• _What to produce_: Sort through the data and copy the lines holding the word "city".

• _Data_:
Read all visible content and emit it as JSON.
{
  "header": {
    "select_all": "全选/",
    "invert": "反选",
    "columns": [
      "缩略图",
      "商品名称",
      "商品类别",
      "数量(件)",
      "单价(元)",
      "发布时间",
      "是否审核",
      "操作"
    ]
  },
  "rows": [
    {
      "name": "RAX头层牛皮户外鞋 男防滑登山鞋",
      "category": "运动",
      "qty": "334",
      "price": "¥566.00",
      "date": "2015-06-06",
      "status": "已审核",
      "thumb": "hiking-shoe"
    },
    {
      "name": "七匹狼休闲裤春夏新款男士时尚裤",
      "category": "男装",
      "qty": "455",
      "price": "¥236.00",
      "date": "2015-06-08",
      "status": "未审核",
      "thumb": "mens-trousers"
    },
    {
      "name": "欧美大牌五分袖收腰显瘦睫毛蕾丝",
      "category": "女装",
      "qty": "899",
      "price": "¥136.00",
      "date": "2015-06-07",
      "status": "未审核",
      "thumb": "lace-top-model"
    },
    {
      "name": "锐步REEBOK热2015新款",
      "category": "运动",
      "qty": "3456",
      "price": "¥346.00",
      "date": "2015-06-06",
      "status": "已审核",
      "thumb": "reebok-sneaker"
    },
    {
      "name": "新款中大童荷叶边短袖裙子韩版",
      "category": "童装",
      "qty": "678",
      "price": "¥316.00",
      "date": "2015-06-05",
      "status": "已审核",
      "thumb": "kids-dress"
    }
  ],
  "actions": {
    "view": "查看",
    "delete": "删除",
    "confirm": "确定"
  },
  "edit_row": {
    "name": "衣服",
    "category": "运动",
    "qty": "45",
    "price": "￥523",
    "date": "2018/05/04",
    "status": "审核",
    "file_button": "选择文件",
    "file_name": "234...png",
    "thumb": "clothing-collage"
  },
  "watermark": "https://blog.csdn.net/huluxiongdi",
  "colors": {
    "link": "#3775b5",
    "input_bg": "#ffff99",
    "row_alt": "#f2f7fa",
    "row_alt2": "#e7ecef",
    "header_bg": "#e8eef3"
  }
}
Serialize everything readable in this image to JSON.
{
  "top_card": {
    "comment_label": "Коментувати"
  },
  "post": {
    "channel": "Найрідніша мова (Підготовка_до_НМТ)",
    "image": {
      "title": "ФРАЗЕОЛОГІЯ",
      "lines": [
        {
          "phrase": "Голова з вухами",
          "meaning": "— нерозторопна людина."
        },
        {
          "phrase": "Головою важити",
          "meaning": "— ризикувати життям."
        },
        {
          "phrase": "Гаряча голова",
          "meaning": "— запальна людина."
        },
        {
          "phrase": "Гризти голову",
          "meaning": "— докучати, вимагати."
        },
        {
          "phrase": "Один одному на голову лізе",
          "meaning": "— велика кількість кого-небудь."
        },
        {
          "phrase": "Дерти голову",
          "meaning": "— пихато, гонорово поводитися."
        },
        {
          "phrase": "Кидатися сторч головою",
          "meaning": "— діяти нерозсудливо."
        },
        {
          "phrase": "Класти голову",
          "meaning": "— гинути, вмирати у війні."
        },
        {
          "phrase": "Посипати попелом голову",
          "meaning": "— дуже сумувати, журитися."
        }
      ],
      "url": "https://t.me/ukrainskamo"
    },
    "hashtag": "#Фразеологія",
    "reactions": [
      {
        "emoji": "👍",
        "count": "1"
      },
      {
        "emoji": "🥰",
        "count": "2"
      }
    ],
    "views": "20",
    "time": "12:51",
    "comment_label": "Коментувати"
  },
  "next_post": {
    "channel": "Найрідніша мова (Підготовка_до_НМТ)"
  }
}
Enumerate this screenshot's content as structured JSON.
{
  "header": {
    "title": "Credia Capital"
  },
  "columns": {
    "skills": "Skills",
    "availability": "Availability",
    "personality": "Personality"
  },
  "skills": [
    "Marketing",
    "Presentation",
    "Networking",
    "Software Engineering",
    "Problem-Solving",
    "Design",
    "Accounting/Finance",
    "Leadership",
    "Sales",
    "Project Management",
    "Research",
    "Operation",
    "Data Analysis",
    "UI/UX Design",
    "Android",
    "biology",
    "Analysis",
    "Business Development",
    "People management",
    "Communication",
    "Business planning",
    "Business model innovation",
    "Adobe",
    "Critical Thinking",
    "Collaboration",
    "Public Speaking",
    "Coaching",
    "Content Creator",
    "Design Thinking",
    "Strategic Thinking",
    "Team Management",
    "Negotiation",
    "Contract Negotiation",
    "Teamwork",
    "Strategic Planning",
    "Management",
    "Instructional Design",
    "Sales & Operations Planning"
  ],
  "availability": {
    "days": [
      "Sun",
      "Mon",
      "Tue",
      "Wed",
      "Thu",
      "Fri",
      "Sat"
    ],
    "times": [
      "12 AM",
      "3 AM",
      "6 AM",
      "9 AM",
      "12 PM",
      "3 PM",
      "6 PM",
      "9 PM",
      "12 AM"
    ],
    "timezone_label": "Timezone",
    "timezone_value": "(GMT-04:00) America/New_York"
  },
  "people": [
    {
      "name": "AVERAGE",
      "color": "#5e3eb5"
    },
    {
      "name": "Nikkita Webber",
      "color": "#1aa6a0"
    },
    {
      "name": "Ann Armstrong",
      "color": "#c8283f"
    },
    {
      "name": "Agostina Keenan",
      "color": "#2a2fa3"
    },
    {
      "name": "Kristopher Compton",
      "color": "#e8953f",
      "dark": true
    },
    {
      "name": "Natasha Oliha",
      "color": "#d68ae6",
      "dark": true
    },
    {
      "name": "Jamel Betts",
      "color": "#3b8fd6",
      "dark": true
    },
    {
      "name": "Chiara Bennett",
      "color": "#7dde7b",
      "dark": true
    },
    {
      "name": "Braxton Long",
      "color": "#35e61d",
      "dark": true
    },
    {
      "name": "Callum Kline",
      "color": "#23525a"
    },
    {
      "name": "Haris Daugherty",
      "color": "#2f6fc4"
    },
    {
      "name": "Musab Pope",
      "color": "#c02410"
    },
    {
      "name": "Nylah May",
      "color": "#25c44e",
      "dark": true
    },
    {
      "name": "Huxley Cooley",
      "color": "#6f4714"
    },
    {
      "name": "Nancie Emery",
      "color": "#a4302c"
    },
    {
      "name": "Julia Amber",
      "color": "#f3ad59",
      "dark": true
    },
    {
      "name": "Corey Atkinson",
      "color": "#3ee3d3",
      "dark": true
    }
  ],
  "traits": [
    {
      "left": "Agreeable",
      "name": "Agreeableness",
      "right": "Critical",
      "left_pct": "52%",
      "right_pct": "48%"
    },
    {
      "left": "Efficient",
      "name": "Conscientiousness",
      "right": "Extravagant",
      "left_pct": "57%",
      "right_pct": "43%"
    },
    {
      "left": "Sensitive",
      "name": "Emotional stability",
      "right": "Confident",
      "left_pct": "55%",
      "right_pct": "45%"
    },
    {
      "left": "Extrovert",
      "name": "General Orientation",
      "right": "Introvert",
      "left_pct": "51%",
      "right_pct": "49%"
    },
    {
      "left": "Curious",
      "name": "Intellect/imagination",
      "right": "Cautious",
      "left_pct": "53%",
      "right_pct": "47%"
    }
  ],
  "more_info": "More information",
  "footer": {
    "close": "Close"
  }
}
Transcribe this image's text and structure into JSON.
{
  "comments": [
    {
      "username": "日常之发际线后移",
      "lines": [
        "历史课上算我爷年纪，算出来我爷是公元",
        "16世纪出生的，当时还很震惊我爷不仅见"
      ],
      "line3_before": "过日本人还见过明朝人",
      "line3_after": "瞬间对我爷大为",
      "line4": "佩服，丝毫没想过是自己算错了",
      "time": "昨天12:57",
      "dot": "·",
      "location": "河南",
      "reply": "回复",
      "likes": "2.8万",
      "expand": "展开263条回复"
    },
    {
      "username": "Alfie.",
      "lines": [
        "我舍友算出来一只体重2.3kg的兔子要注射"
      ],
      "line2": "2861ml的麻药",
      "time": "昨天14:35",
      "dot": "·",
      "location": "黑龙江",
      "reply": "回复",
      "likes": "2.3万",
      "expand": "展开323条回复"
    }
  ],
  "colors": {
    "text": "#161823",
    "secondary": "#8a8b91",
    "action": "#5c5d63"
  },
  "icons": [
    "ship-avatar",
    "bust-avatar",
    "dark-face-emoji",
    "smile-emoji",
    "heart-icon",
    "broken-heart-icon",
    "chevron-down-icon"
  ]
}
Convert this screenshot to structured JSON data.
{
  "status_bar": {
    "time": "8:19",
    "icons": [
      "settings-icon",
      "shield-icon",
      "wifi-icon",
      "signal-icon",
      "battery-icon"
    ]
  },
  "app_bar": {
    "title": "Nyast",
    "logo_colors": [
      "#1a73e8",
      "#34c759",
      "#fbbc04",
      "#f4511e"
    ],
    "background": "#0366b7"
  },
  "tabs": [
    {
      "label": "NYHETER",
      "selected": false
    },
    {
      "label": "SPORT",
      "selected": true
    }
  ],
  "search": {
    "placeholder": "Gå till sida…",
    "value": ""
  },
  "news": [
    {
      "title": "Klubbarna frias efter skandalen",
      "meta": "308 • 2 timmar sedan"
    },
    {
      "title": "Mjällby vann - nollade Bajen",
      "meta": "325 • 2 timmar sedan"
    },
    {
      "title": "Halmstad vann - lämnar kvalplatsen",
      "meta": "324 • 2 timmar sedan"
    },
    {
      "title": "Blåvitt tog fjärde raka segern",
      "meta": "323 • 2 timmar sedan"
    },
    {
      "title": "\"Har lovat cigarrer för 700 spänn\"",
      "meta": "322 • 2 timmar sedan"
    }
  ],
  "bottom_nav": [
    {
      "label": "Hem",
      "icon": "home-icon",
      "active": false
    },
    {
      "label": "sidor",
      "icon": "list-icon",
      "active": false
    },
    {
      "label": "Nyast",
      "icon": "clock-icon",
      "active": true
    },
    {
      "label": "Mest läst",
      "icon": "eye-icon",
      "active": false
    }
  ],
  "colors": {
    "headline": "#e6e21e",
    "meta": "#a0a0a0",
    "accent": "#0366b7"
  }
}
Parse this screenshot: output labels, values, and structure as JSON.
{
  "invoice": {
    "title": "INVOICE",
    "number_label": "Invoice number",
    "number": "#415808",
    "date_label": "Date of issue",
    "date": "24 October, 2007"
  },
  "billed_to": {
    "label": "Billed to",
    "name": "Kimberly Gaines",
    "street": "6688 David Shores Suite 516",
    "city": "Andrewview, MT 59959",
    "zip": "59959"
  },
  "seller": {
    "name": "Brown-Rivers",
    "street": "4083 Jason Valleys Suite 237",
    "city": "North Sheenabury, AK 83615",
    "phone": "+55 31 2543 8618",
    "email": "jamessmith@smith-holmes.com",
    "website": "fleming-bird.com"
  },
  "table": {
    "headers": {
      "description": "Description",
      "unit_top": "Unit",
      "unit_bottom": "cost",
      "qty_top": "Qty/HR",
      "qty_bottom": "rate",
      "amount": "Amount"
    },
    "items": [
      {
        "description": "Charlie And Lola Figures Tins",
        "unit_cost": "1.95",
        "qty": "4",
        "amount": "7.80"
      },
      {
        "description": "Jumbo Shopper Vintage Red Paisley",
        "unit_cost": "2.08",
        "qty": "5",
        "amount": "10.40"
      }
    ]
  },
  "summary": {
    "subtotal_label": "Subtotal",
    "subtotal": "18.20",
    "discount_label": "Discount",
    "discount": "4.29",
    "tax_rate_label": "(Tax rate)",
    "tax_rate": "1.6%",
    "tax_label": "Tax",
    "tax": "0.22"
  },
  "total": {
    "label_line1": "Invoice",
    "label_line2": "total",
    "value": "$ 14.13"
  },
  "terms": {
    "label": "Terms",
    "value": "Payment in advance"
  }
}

• _Answer_:
    "city": "Andrewview, MT 59959",
    "city": "North Sheenabury, AK 83615",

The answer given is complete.